> ТЕКСТ ДЛЯ ЧТЕНИЯ
....

Марина Генкина
АЗБУКА КОЛЛЕКЦИОНЕРА
Григорий (Гилель) Казовский — историк, коллекционер, один из постоянных авторов нашего журнала. Родился и жил в Москве, окончил истфак МГУ по специальности «История средних веков». В 1992 году репатриировался с семьей в Израиль. В настоящее время — докторант Еврейского университета, занимается историей современного еврейства, в частности, историей Культурлиги. Живет в Иерусалиме.
М.Г.: Гриша, хотя мы с тобой знакомы много лет, уровень твоей коллекции, когда я увидела ее в Израиле, и для меня был неожиданным. Я помню, ты рассказывал о работах, которые видел, помню, что ты много ездил, но что из всего этого получилась такая коллекция, я себе все-таки не представляла. Расскажи, как это происходило?
Г.К.: Честно говоря, я и сам не сразу догадался, что я собираю коллекцию. Вначале у меня совершенно не было такой мысли. Все началось случайно и первое время происходило само собой. Поскольку я интересовался еврейской культурой, я проводил много времени в разных еврейских организациях. Тогда они все были запрещенными; диссидентом я никогда не был, но я ходил туда, потому что мне там было интересно, и только там я мог общаться с людьми, которые были в состоянии ответить на многие мои вопросы. Разумеется, я имею в виду вопросы относительно еврейской истории и культуры. Я ведь не был специалистом в этой области — я историк-медиевист, занимался средними веками, писал диплом про законодательство Фридриха II Сицилийского…
А в нашем подъезде жил художник Герш Ингер; я познакомился с ним задолго до всякого собирания коллекции. Ему тогда было уже за восемьдесят, и он был совершенно глухой; он начал терять слух еще в юности, после тифа, и, можно сказать, поэтому стал художником — он мечтал быть скрипачом. Ингер был образованнейшим человеком, говорил на иврите, на идиш; разумеется, и по-русски; прекрасно знал литературу. Мы разговаривали часами, хотя это было безумно трудно: он сам себя не слышал и поэтому говорил очень невнятно, но сердился, когда его не понимали. Он разбирал по губам, но иногда все-таки приходилось писать ему, огромными буквами — к старости он начал слепнуть. Для меня он был символом — глухой музыкант и слепой художник. И вот эти разговоры во многом определили мою судьбу. А потом мне в руки случайно попали архивы Маймона.

....

> ФРАГМЕНТЫ ДАННЫХ
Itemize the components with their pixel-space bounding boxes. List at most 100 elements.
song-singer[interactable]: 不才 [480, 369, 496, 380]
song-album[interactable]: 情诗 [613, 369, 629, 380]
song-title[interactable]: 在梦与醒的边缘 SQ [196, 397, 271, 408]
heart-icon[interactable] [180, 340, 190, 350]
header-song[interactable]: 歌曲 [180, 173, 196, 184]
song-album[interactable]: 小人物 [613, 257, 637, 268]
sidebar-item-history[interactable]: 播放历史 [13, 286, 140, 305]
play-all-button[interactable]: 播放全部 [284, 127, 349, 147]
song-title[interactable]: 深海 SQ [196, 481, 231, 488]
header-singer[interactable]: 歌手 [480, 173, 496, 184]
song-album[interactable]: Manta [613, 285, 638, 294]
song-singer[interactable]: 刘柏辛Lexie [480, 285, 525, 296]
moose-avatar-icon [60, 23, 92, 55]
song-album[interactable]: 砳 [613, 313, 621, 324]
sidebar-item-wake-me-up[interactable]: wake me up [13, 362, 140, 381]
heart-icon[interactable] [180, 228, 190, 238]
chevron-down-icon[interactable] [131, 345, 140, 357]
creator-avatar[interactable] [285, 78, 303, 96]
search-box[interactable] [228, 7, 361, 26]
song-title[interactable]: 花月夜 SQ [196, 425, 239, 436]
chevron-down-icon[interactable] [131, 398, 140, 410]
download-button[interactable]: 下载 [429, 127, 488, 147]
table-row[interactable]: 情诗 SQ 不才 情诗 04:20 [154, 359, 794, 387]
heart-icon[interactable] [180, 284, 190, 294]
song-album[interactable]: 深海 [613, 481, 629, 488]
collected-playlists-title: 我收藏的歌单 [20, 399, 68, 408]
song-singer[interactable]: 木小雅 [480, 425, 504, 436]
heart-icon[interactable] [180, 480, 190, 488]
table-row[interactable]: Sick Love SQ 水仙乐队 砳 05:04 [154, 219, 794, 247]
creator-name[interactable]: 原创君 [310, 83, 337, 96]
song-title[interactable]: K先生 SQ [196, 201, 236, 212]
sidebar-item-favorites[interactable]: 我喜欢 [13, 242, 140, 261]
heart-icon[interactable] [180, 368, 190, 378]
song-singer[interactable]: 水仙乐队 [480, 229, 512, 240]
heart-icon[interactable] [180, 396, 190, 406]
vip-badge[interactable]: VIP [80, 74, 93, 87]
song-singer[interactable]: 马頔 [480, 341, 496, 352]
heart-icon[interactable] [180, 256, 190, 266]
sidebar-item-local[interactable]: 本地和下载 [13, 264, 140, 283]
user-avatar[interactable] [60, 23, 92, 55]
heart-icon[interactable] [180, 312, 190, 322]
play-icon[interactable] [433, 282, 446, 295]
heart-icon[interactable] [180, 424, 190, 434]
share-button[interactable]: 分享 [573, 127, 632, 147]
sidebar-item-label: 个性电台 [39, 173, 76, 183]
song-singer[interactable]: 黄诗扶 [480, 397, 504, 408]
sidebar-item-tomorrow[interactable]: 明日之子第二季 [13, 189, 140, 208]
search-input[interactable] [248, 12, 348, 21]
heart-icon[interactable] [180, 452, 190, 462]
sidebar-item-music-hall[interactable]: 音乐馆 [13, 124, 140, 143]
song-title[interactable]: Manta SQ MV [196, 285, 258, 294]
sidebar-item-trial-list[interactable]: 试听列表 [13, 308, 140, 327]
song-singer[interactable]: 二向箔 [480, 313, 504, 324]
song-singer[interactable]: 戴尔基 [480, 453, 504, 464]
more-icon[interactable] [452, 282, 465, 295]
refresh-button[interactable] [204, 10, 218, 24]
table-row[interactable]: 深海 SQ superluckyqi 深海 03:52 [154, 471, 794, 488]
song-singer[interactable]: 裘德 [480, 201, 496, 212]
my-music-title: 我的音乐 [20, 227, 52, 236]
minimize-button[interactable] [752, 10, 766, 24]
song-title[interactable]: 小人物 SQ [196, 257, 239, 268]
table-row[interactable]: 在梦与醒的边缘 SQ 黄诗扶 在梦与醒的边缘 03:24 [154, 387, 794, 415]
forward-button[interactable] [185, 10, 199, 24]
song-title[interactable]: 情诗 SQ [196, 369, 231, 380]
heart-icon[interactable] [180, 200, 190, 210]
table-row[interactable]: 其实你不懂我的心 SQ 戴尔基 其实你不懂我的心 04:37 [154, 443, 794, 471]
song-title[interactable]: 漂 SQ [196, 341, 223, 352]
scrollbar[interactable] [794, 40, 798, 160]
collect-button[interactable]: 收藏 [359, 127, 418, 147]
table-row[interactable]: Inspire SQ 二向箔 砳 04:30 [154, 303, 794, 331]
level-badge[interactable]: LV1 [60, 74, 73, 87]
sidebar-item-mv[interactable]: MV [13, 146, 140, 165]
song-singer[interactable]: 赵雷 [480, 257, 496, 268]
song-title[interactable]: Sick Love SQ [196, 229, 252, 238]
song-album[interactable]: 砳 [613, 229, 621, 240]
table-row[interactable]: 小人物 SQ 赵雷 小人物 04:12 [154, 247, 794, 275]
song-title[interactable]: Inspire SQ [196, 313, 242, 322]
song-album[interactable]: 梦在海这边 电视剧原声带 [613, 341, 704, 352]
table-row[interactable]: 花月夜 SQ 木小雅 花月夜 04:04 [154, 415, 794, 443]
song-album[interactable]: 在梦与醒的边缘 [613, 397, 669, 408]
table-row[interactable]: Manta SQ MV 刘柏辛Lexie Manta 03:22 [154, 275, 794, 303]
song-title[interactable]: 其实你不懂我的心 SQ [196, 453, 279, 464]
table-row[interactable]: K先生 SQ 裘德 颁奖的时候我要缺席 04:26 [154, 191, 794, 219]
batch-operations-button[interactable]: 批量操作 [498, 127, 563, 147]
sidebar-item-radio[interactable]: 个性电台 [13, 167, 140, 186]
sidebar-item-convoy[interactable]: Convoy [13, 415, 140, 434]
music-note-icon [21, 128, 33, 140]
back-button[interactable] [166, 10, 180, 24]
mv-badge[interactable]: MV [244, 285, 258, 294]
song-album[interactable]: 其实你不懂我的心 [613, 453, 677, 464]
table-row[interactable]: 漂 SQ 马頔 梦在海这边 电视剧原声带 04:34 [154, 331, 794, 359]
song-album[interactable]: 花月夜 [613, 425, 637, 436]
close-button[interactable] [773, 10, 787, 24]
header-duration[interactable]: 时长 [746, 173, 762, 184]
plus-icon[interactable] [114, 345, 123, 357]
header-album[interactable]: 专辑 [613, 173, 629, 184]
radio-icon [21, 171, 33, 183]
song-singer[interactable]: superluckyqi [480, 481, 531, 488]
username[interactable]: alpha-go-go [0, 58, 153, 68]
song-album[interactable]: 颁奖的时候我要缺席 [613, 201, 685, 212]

....

> СПИСОК ЗАДАНИЙ
[a] Перечислите все языки, на которых, по словам из текста для чтения, говорил художник Герш Ингер.
[b] Ответьте на вопросы по тексту для чтения.
(i) В каком году Григорий Казовский с семьей репатриировался в Израиль?
(ii) О чем Казовский писал диплом?
(iii) Кем мечтал быть Герш Ингер?
[c] Продолжите текст для чтения с того места, где он заканчивается.

> ОТВЕТЫ К ЗАДАНИЯМ
[a] Иврит, идиш, русский.

[b]
(i) В 1992 году.
(ii) О законодательстве Фридриха II Сицилийского.
(iii) Скрипачом.

[c]
М.Г.: Что значит — случайно? Все-таки обычно такие вещи, как архивы, случайно не попадаются.
Г.К.: Конечно, я же говорю, что я этим интересовался, искал людей, которые могли что-то рассказать, и находил их. В основном это были старики, прожившие невероятно насыщенную жизнь; и у них по домам лежали никому не нужные архивы их умерших мужей, отцов, братьев, которые создавали еврейское искусство, еврейскую культуру в начале века. Имена большинства из них были абсолютно забыты, никакой ценности их бумаги ни для кого не представляли, и все эти старые люди приходили в отчаяние от мысли, что они — последние, что после их смерти все это будет просто выброшено. И когда они видели человека, которому все это действительно и интересно, и важно, у них появлялась надежда — может быть, то, что у них есть, сохранится. Так, собственно, все и началось — с архива, который подарила мне внучка М.Маймона. Тогда я начал искать — может быть, у кого-то осталось еще что-то? Оказалось, что в Москве живет внучатая племянница Маймона; у нее почти ничего не было, но она дала мне адрес еще одной внучатой племянницы — в Саратове. Я поехал туда; действительно, там была еще часть архива и даже некоторые вещи, и все это точно так же пропадало, и… Ты себе не представляешь, как эти люди были счастливы, что есть кому отдать все это. Так что начало коллекции было положено, но тогда я этого еще не знал: у меня была только мысль сохранить то, что гибнет, а осознанной задачи еще не было.
М.Г.: Гриша, прости мое невежество, но кто такой Маймон?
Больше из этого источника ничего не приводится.